* _EXERCISE REQUIREMENTS_: Retype the items from the line with "data-point: [108, 253, 117, 263]" up to and including the line with "plot-frame: [71, 36, 986, 419]", keeping every character as it stands.

* _Image layout annotations_:
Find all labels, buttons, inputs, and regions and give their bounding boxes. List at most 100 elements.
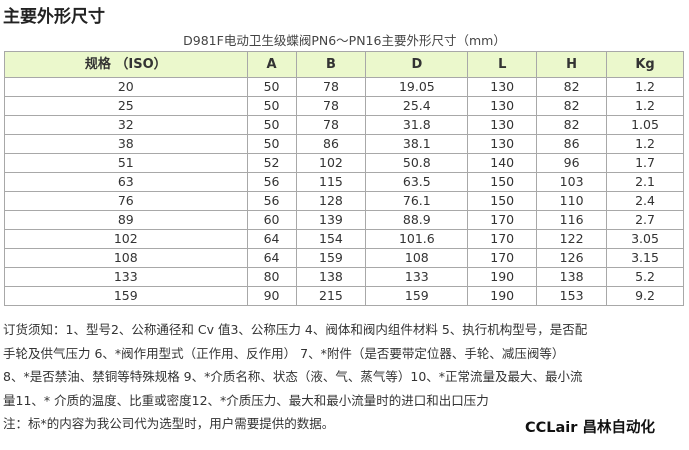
table-cell: 82	[536, 96, 608, 116]
column-header: Kg	[606, 51, 684, 78]
table-cell: 5.2	[606, 267, 684, 287]
table-cell: 82	[536, 77, 608, 97]
table-row: 20 50 78 19.05 130 82 1.2	[4, 77, 684, 97]
table-cell: 88.9	[365, 210, 469, 230]
table-cell: 133	[4, 267, 248, 287]
table-cell: 102	[295, 153, 367, 173]
table-row: 38 50 86 38.1 130 86 1.2	[4, 134, 684, 154]
table-cell: 3.05	[606, 229, 684, 249]
table-cell: 154	[295, 229, 367, 249]
table-cell: 159	[365, 286, 469, 306]
note-line: 8、*是否禁油、禁铜等特殊规格 9、*介质名称、状态（液、气、蒸气等）10、*正…	[3, 369, 583, 384]
table-cell: 64	[246, 229, 297, 249]
table-cell: 50	[246, 134, 297, 154]
table-cell: 139	[295, 210, 367, 230]
table-cell: 153	[536, 286, 608, 306]
table-cell: 115	[295, 172, 367, 192]
table-row: 25 50 78 25.4 130 82 1.2	[4, 96, 684, 116]
table-cell: 31.8	[365, 115, 469, 135]
note-line: 手轮及供气压力 6、*阀作用型式（正作用、反作用） 7、*附件（是否要带定位器、…	[3, 345, 565, 361]
table-cell: 63.5	[365, 172, 469, 192]
table-cell: 2.1	[606, 172, 684, 192]
order-notes: 订货须知：1、型号2、公称通径和 Cv 值3、公称压力 4、阀体和阀内组件材料 …	[3, 318, 689, 436]
table-cell: 52	[246, 153, 297, 173]
table-cell: 64	[246, 248, 297, 268]
table-cell: 1.2	[606, 134, 684, 154]
table-cell: 1.7	[606, 153, 684, 173]
column-header: 规格 （ISO）	[4, 51, 248, 78]
table-cell: 108	[4, 248, 248, 268]
table-cell: 50	[246, 77, 297, 97]
table-cell: 108	[365, 248, 469, 268]
table-cell: 170	[467, 229, 538, 249]
table-cell: 130	[467, 77, 538, 97]
table-cell: 63	[4, 172, 248, 192]
table-cell: 60	[246, 210, 297, 230]
table-row: 159 90 215 159 190 153 9.2	[4, 286, 684, 306]
table-cell: 86	[295, 134, 367, 154]
column-header: A	[246, 51, 297, 78]
table-cell: 190	[467, 267, 538, 287]
table-cell: 190	[467, 286, 538, 306]
table-cell: 76.1	[365, 191, 469, 211]
column-header: B	[295, 51, 367, 78]
table-row: 108 64 159 108 170 126 3.15	[4, 248, 684, 268]
table-cell: 170	[467, 210, 538, 230]
table-cell: 78	[295, 77, 367, 97]
table-cell: 80	[246, 267, 297, 287]
table-cell: 50	[246, 115, 297, 135]
table-cell: 56	[246, 172, 297, 192]
table-caption: D981F电动卫生级蝶阀PN6～PN16主要外形尺寸（mm）	[183, 33, 506, 48]
table-cell: 86	[536, 134, 608, 154]
column-header: H	[536, 51, 608, 78]
table-cell: 170	[467, 248, 538, 268]
table-cell: 78	[295, 96, 367, 116]
table-cell: 140	[467, 153, 538, 173]
note-line: 量11、* 介质的温度、比重或密度12、*介质压力、最大和最小流量时的进口和出口…	[3, 392, 489, 408]
table-cell: 150	[467, 191, 538, 211]
table-row: 76 56 128 76.1 150 110 2.4	[4, 191, 684, 211]
table-cell: 25.4	[365, 96, 469, 116]
note-line: 注：标*的内容为我公司代为选型时，用户需要提供的数据。	[3, 416, 335, 431]
note-line: 订货须知：1、型号2、公称通径和 Cv 值3、公称压力 4、阀体和阀内组件材料 …	[3, 322, 588, 337]
table-row: 133 80 138 133 190 138 5.2	[4, 267, 684, 287]
table-cell: 110	[536, 191, 608, 211]
table-cell: 90	[246, 286, 297, 306]
table-cell: 130	[467, 134, 538, 154]
table-cell: 50	[246, 96, 297, 116]
table-row: 102 64 154 101.6 170 122 3.05	[4, 229, 684, 249]
table-cell: 3.15	[606, 248, 684, 268]
table-cell: 50.8	[365, 153, 469, 173]
table-cell: 2.4	[606, 191, 684, 211]
watermark-logo: CCLair 昌林自动化	[525, 420, 655, 436]
table-cell: 128	[295, 191, 367, 211]
table-cell: 89	[4, 210, 248, 230]
table-cell: 82	[536, 115, 608, 135]
column-header: L	[467, 51, 538, 78]
table-cell: 102	[4, 229, 248, 249]
table-row: 51 52 102 50.8 140 96 1.7	[4, 153, 684, 173]
table-cell: 38.1	[365, 134, 469, 154]
table-cell: 32	[4, 115, 248, 135]
table-cell: 20	[4, 77, 248, 97]
table-cell: 56	[246, 191, 297, 211]
dimensions-table: 规格 （ISO） A B D L H Kg 20 50 78 19.05 130 82 1.2 25 50 7…	[4, 51, 684, 306]
table-cell: 130	[467, 96, 538, 116]
table-cell: 133	[365, 267, 469, 287]
table-cell: 215	[295, 286, 367, 306]
section-title: 主要外形尺寸	[3, 7, 105, 27]
column-header: D	[365, 51, 469, 78]
table-cell: 116	[536, 210, 608, 230]
table-cell: 2.7	[606, 210, 684, 230]
table-cell: 130	[467, 115, 538, 135]
table-row: 32 50 78 31.8 130 82 1.05	[4, 115, 684, 135]
table-row: 89 60 139 88.9 170 116 2.7	[4, 210, 684, 230]
table-row: 63 56 115 63.5 150 103 2.1	[4, 172, 684, 192]
table-cell: 1.05	[606, 115, 684, 135]
table-cell: 159	[4, 286, 248, 306]
table-cell: 103	[536, 172, 608, 192]
table-cell: 159	[295, 248, 367, 268]
table-cell: 78	[295, 115, 367, 135]
table-cell: 96	[536, 153, 608, 173]
table-cell: 9.2	[606, 286, 684, 306]
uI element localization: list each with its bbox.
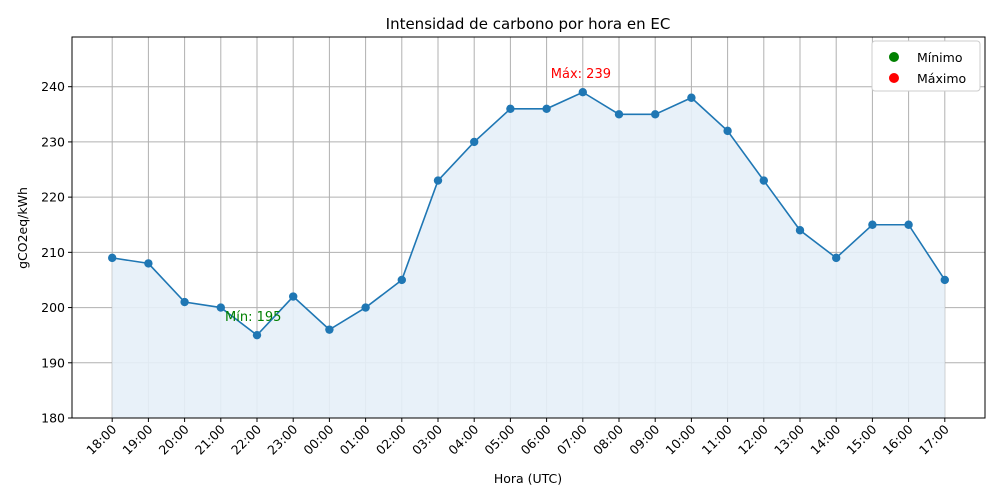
data-point: [108, 253, 117, 263]
data-point: [651, 110, 660, 119]
data-points: [108, 88, 949, 340]
chart-title: Intensidad de carbono por hora en EC: [386, 15, 671, 33]
data-point: [578, 88, 587, 97]
y-tick-label: 180: [41, 411, 65, 426]
data-point: [470, 137, 479, 147]
data-point: [180, 297, 189, 307]
data-point: [252, 330, 262, 340]
data-point: [795, 226, 805, 235]
data-point: [542, 104, 551, 113]
data-point: [144, 259, 153, 268]
area-fill: [112, 92, 945, 418]
annotation-label: Mín: 195: [225, 310, 281, 325]
data-point: [216, 303, 225, 312]
data-point: [759, 176, 768, 185]
y-axis-ticks: 180 190 200 210 220 230 240: [41, 79, 72, 426]
y-tick-label: 230: [41, 134, 65, 149]
data-point: [433, 176, 443, 185]
annotations: Mín: 195 Máx: 239: [225, 67, 611, 325]
plot-frame: [71, 36, 986, 419]
data-point: [687, 93, 696, 102]
data-point: [506, 104, 515, 113]
data-point: [832, 253, 841, 263]
data-point: [361, 303, 370, 312]
data-point: [868, 220, 877, 229]
data-point: [325, 325, 334, 334]
y-tick-label: 190: [41, 355, 65, 370]
data-point: [614, 110, 624, 119]
legend-box: [871, 40, 981, 92]
legend: Mínimo Máximo: [871, 40, 981, 92]
y-tick-label: 200: [41, 300, 65, 315]
legend-marker-maximo: [889, 73, 899, 83]
data-point: [723, 126, 732, 136]
series-line: [112, 91, 946, 337]
y-axis-label: gCO2eq/kWh: [15, 187, 30, 269]
data-point: [397, 275, 406, 285]
legend-marker-minimo: [889, 52, 899, 62]
data-point: [940, 275, 949, 285]
legend-label-minimo: Mínimo: [917, 50, 962, 65]
data-point: [904, 220, 913, 229]
y-tick-label: 220: [41, 190, 65, 205]
x-axis-label: Hora (UTC): [494, 471, 562, 486]
y-tick-label: 240: [41, 79, 65, 94]
annotation-label: Máx: 239: [551, 67, 611, 82]
legend-label-maximo: Máximo: [917, 71, 966, 86]
y-tick-label: 210: [41, 245, 65, 260]
data-point: [289, 292, 298, 301]
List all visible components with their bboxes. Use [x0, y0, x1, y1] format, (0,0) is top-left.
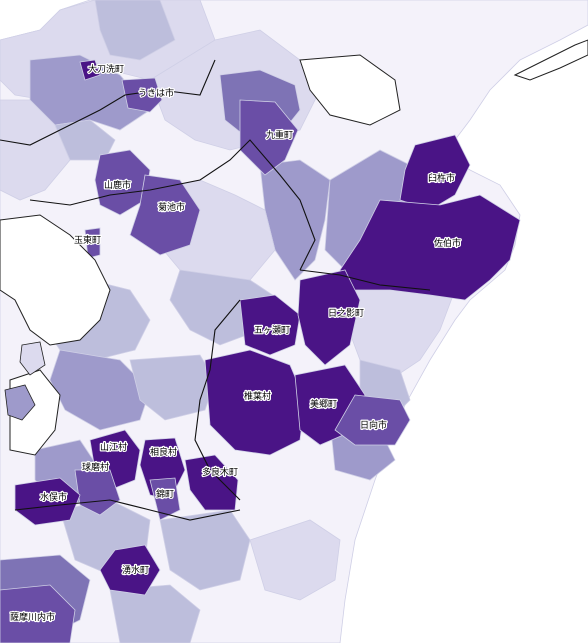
pref-border-2: [299, 269, 431, 291]
region-hinokage: [297, 269, 361, 366]
label-tachiarai: 大刀洗町: [88, 63, 124, 75]
pref-border-5: [14, 499, 241, 521]
label-hinokage: 日之影町: [328, 307, 364, 319]
label-yusui: 湧水町: [122, 564, 149, 576]
label-saiki: 佐伯市: [434, 237, 461, 249]
label-misato: 美郷町: [310, 398, 337, 410]
label-nishiki: 錦町: [156, 488, 174, 500]
region-kuma: [74, 469, 121, 516]
label-shiiba: 椎葉村: [244, 390, 271, 402]
region-s-5: [249, 519, 341, 601]
label-satsumasendai: 薩摩川内市: [10, 611, 55, 623]
island-amakusa: [4, 384, 36, 421]
label-taragi: 多良木町: [202, 466, 238, 478]
pref-border-1: [29, 139, 316, 271]
island-shikoku-edge: [513, 39, 588, 81]
label-kikuchi: 菊池市: [158, 201, 185, 213]
region-nw-2: [94, 0, 176, 61]
region-s-6: [109, 584, 201, 643]
label-yamaga: 山鹿市: [104, 179, 131, 191]
pref-border-3: [0, 59, 216, 146]
ariake-sea: [0, 214, 111, 346]
island-amakusa-2: [19, 341, 46, 376]
region-saiki: [339, 194, 521, 301]
region-nishiki: [149, 477, 181, 521]
region-yusui: [99, 544, 161, 596]
label-gokase: 五ヶ瀬町: [254, 324, 290, 336]
label-kokonoe: 九重町: [266, 129, 293, 141]
region-c-6: [129, 354, 216, 421]
region-hyuga: [334, 394, 411, 446]
region-taragi: [184, 454, 239, 511]
label-usuki: 臼杵市: [428, 172, 455, 184]
region-tachiarai: [79, 59, 101, 81]
label-ukiha: うきは市: [138, 87, 174, 99]
label-hyuga: 日向市: [360, 419, 387, 431]
region-gokase: [239, 294, 301, 356]
region-gyokuto: [84, 227, 101, 259]
region-kikuchi: [129, 174, 201, 256]
label-kuma: 球磨村: [82, 461, 109, 473]
region-shiiba: [204, 349, 306, 456]
label-gyokuto: 玉東町: [74, 234, 101, 246]
label-sagara: 相良村: [150, 446, 177, 458]
region-yamaga: [94, 149, 151, 216]
region-usuki: [399, 134, 471, 211]
region-satsumasendai: [0, 584, 76, 643]
label-yamae: 山江村: [100, 441, 127, 453]
region-w-1: [0, 99, 71, 201]
label-minamata: 水俣市: [40, 491, 67, 503]
beppu-bay: [299, 54, 401, 126]
region-ukiha: [121, 77, 163, 113]
region-w-2: [54, 119, 116, 161]
pref-border-4: [194, 299, 241, 501]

* _RESPONSE FOR THIS EXERCISE_:
data-point: [108, 253, 117, 263]
data-point: [651, 110, 660, 119]
data-points: [108, 88, 949, 340]
chart-title: Intensidad de carbono por hora en EC: [386, 15, 671, 33]
data-point: [578, 88, 587, 97]
y-tick-label: 180: [41, 411, 65, 426]
data-point: [470, 137, 479, 147]
data-point: [180, 297, 189, 307]
data-point: [252, 330, 262, 340]
data-point: [795, 226, 805, 235]
data-point: [542, 104, 551, 113]
data-point: [144, 259, 153, 268]
area-fill: [112, 92, 945, 418]
annotation-label: Mín: 195: [225, 310, 281, 325]
data-point: [216, 303, 225, 312]
data-point: [759, 176, 768, 185]
y-axis-ticks: 180 190 200 210 220 230 240: [41, 79, 72, 426]
y-tick-label: 230: [41, 134, 65, 149]
data-point: [433, 176, 443, 185]
annotations: Mín: 195 Máx: 239: [225, 67, 611, 325]
plot-frame: [71, 36, 986, 419]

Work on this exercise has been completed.